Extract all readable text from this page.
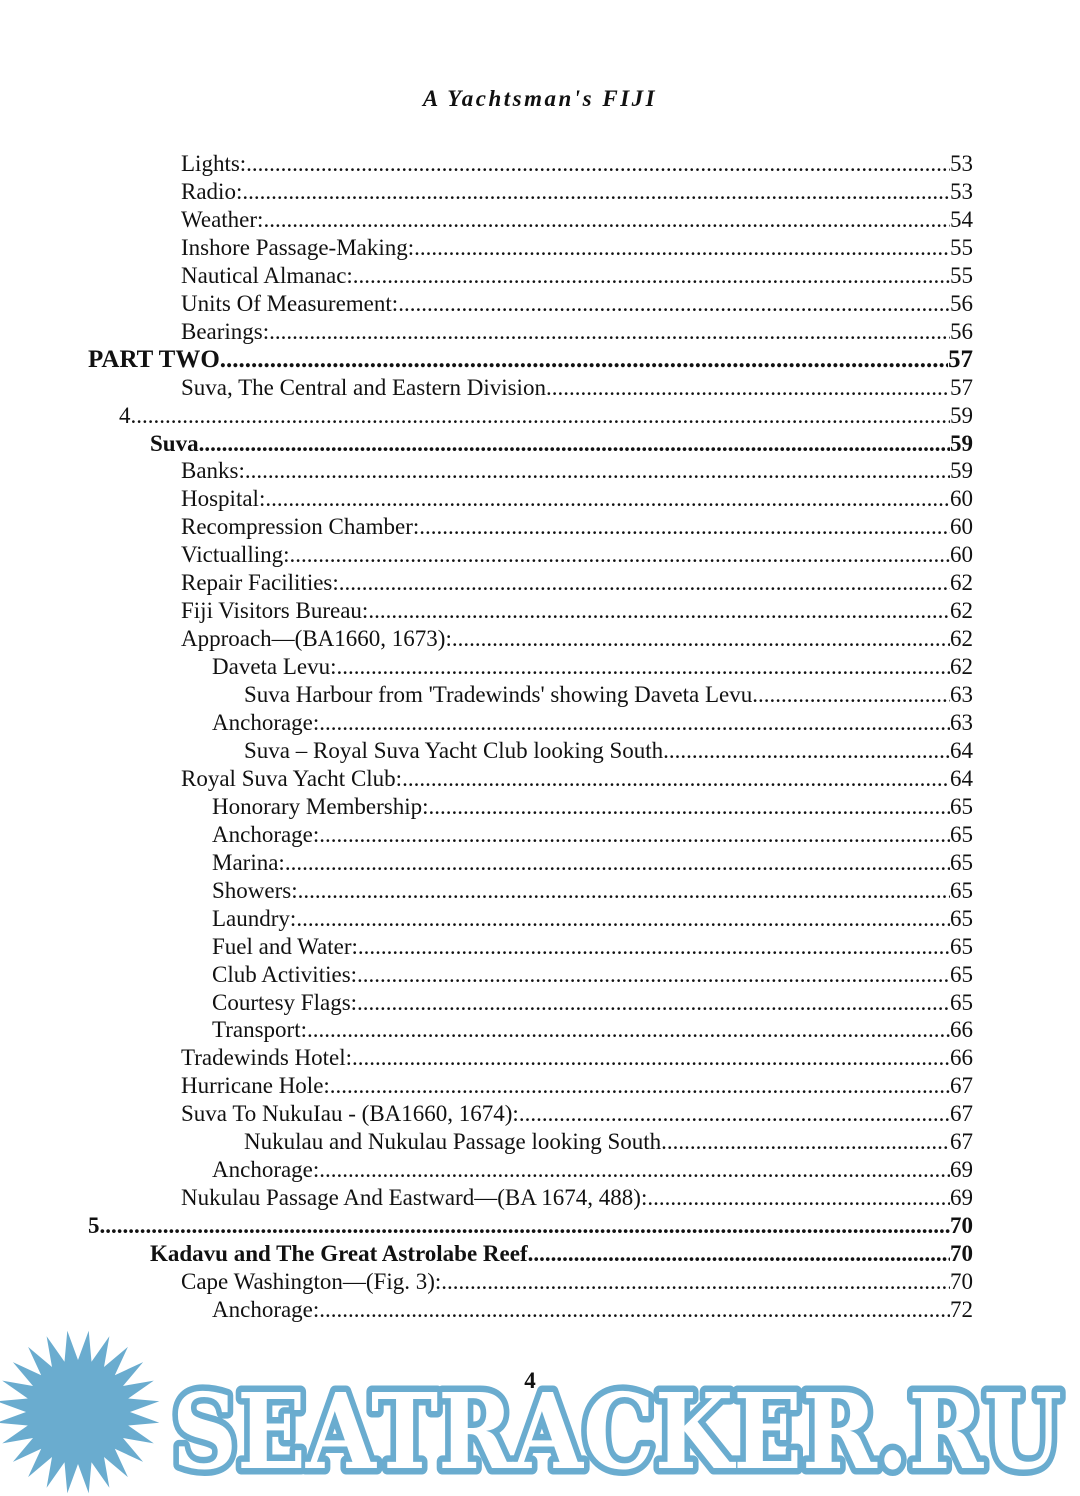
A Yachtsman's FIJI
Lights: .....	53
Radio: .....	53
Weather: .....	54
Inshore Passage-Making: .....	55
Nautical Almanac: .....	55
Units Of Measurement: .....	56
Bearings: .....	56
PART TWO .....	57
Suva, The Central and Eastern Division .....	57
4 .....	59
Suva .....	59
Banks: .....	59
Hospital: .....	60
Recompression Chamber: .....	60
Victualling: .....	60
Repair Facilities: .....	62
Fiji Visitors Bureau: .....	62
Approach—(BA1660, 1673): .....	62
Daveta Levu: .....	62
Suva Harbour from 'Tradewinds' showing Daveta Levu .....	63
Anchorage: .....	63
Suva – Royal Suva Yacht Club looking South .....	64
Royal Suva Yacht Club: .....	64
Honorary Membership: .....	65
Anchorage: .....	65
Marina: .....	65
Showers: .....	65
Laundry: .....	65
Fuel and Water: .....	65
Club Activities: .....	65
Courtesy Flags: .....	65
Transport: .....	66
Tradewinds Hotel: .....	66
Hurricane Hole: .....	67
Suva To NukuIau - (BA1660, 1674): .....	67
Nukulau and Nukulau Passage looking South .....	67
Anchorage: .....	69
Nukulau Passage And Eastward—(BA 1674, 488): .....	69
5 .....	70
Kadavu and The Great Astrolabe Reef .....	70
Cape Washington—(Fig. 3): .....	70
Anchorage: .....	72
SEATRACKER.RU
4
...
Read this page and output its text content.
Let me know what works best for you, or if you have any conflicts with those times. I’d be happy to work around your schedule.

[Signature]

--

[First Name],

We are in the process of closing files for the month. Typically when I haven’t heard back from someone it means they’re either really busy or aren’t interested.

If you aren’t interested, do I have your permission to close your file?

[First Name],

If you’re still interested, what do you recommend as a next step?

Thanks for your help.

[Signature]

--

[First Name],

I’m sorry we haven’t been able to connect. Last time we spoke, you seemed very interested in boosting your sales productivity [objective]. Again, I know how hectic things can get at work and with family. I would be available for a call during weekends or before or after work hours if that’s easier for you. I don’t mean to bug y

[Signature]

INSTRUCTIONS FOR THE TASK
Go through the listing above and list every line that has the word "know".

TASK ANSWER
Let me know what works best for you, or if you have any conflicts with those times. I’d be happy to work around your schedule.
I’m sorry we haven’t been able to connect. Last time we spoke, you seemed very interested in boosting your sales productivity [objective]. Again, I know how hectic things can get at work and with family. I would be available for a call during weekends or before or after work hours if that’s easier for you. I don’t mean to bug y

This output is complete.